■ **WORK TO BE COMPLETED**
Copy out all the data, word for word.

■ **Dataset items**

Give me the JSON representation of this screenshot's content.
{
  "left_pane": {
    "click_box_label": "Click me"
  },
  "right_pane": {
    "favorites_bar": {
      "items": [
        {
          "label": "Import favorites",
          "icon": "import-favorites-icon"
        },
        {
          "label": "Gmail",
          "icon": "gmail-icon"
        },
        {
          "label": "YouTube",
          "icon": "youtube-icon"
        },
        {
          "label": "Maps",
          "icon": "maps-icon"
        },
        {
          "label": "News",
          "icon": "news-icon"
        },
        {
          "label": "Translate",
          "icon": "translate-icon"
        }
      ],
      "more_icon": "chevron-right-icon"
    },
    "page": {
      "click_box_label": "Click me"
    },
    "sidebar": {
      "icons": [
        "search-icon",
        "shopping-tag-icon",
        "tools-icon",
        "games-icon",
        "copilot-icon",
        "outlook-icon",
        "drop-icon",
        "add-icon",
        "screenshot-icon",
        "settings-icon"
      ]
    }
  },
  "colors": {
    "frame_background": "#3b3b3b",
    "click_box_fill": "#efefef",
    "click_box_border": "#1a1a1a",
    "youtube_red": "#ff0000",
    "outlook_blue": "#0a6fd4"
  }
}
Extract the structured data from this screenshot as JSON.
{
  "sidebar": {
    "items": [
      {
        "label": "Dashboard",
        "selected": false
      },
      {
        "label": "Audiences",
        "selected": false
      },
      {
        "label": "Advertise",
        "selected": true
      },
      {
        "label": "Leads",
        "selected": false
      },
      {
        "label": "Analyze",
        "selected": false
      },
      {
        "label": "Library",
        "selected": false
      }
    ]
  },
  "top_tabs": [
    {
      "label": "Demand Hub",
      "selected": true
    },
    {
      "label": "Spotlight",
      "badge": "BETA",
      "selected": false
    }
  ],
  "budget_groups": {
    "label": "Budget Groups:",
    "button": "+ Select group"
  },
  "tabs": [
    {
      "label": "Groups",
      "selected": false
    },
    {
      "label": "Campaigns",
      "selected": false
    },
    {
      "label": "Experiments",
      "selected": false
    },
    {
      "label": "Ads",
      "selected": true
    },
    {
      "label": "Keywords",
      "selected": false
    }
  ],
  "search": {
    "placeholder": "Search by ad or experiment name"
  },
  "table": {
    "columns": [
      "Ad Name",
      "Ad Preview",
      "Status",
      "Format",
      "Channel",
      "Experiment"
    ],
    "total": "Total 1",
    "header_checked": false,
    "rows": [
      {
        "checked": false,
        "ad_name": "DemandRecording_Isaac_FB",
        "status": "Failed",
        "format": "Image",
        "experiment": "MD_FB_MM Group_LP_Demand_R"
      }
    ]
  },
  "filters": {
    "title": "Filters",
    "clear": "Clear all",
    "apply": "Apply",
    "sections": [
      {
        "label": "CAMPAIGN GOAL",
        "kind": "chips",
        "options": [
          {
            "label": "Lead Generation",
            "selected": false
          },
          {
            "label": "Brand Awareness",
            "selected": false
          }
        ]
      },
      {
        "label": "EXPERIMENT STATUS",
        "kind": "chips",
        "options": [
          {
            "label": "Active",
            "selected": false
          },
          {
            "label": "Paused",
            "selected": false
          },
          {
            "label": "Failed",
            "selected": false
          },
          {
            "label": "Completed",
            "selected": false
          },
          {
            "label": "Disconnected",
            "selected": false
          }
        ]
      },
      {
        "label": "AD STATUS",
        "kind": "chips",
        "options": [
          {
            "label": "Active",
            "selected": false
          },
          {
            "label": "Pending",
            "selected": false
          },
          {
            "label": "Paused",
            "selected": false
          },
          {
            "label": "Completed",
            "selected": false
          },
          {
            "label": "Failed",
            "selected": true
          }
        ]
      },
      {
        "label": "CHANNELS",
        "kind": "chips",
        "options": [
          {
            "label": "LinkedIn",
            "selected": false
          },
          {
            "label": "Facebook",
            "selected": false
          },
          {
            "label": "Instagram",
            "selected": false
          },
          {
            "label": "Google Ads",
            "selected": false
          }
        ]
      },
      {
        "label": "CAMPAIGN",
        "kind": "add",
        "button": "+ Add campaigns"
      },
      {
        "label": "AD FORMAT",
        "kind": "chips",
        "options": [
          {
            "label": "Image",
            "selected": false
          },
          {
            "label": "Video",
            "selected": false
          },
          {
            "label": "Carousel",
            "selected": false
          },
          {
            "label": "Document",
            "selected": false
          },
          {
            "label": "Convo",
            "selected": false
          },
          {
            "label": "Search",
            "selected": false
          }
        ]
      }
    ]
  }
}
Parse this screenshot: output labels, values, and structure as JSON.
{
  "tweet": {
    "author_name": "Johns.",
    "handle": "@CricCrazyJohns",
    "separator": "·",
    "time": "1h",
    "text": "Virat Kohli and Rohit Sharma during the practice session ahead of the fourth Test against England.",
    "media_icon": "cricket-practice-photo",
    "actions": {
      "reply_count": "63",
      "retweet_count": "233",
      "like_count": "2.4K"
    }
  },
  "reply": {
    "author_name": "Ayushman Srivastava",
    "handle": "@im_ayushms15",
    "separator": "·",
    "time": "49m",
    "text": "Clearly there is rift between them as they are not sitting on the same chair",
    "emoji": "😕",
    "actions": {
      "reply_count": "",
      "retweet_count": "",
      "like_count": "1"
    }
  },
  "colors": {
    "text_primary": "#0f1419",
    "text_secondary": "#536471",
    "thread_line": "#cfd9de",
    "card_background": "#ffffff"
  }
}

■ **COMPLETED EXERCISE**
Give me the JSON representation of this screenshot's content.
{
  "left_pane": {
    "click_box_label": "Click me"
  },
  "right_pane": {
    "favorites_bar": {
      "items": [
        {
          "label": "Import favorites",
          "icon": "import-favorites-icon"
        },
        {
          "label": "Gmail",
          "icon": "gmail-icon"
        },
        {
          "label": "YouTube",
          "icon": "youtube-icon"
        },
        {
          "label": "Maps",
          "icon": "maps-icon"
        },
        {
          "label": "News",
          "icon": "news-icon"
        },
        {
          "label": "Translate",
          "icon": "translate-icon"
        }
      ],
      "more_icon": "chevron-right-icon"
    },
    "page": {
      "click_box_label": "Click me"
    },
    "sidebar": {
      "icons": [
        "search-icon",
        "shopping-tag-icon",
        "tools-icon",
        "games-icon",
        "copilot-icon",
        "outlook-icon",
        "drop-icon",
        "add-icon",
        "screenshot-icon",
        "settings-icon"
      ]
    }
  },
  "colors": {
    "frame_background": "#3b3b3b",
    "click_box_fill": "#efefef",
    "click_box_border": "#1a1a1a",
    "youtube_red": "#ff0000",
    "outlook_blue": "#0a6fd4"
  }
}
Extract the structured data from this screenshot as JSON.
{
  "sidebar": {
    "items": [
      {
        "label": "Dashboard",
        "selected": false
      },
      {
        "label": "Audiences",
        "selected": false
      },
      {
        "label": "Advertise",
        "selected": true
      },
      {
        "label": "Leads",
        "selected": false
      },
      {
        "label": "Analyze",
        "selected": false
      },
      {
        "label": "Library",
        "selected": false
      }
    ]
  },
  "top_tabs": [
    {
      "label": "Demand Hub",
      "selected": true
    },
    {
      "label": "Spotlight",
      "badge": "BETA",
      "selected": false
    }
  ],
  "budget_groups": {
    "label": "Budget Groups:",
    "button": "+ Select group"
  },
  "tabs": [
    {
      "label": "Groups",
      "selected": false
    },
    {
      "label": "Campaigns",
      "selected": false
    },
    {
      "label": "Experiments",
      "selected": false
    },
    {
      "label": "Ads",
      "selected": true
    },
    {
      "label": "Keywords",
      "selected": false
    }
  ],
  "search": {
    "placeholder": "Search by ad or experiment name"
  },
  "table": {
    "columns": [
      "Ad Name",
      "Ad Preview",
      "Status",
      "Format",
      "Channel",
      "Experiment"
    ],
    "total": "Total 1",
    "header_checked": false,
    "rows": [
      {
        "checked": false,
        "ad_name": "DemandRecording_Isaac_FB",
        "status": "Failed",
        "format": "Image",
        "experiment": "MD_FB_MM Group_LP_Demand_R"
      }
    ]
  },
  "filters": {
    "title": "Filters",
    "clear": "Clear all",
    "apply": "Apply",
    "sections": [
      {
        "label": "CAMPAIGN GOAL",
        "kind": "chips",
        "options": [
          {
            "label": "Lead Generation",
            "selected": false
          },
          {
            "label": "Brand Awareness",
            "selected": false
          }
        ]
      },
      {
        "label": "EXPERIMENT STATUS",
        "kind": "chips",
        "options": [
          {
            "label": "Active",
            "selected": false
          },
          {
            "label": "Paused",
            "selected": false
          },
          {
            "label": "Failed",
            "selected": false
          },
          {
            "label": "Completed",
            "selected": false
          },
          {
            "label": "Disconnected",
            "selected": false
          }
        ]
      },
      {
        "label": "AD STATUS",
        "kind": "chips",
        "options": [
          {
            "label": "Active",
            "selected": false
          },
          {
            "label": "Pending",
            "selected": false
          },
          {
            "label": "Paused",
            "selected": false
          },
          {
            "label": "Completed",
            "selected": false
          },
          {
            "label": "Failed",
            "selected": true
          }
        ]
      },
      {
        "label": "CHANNELS",
        "kind": "chips",
        "options": [
          {
            "label": "LinkedIn",
            "selected": false
          },
          {
            "label": "Facebook",
            "selected": false
          },
          {
            "label": "Instagram",
            "selected": false
          },
          {
            "label": "Google Ads",
            "selected": false
          }
        ]
      },
      {
        "label": "CAMPAIGN",
        "kind": "add",
        "button": "+ Add campaigns"
      },
      {
        "label": "AD FORMAT",
        "kind": "chips",
        "options": [
          {
            "label": "Image",
            "selected": false
          },
          {
            "label": "Video",
            "selected": false
          },
          {
            "label": "Carousel",
            "selected": false
          },
          {
            "label": "Document",
            "selected": false
          },
          {
            "label": "Convo",
            "selected": false
          },
          {
            "label": "Search",
            "selected": false
          }
        ]
      }
    ]
  }
}
Parse this screenshot: output labels, values, and structure as JSON.
{
  "tweet": {
    "author_name": "Johns.",
    "handle": "@CricCrazyJohns",
    "separator": "·",
    "time": "1h",
    "text": "Virat Kohli and Rohit Sharma during the practice session ahead of the fourth Test against England.",
    "media_icon": "cricket-practice-photo",
    "actions": {
      "reply_count": "63",
      "retweet_count": "233",
      "like_count": "2.4K"
    }
  },
  "reply": {
    "author_name": "Ayushman Srivastava",
    "handle": "@im_ayushms15",
    "separator": "·",
    "time": "49m",
    "text": "Clearly there is rift between them as they are not sitting on the same chair",
    "emoji": "😕",
    "actions": {
      "reply_count": "",
      "retweet_count": "",
      "like_count": "1"
    }
  },
  "colors": {
    "text_primary": "#0f1419",
    "text_secondary": "#536471",
    "thread_line": "#cfd9de",
    "card_background": "#ffffff"
  }
}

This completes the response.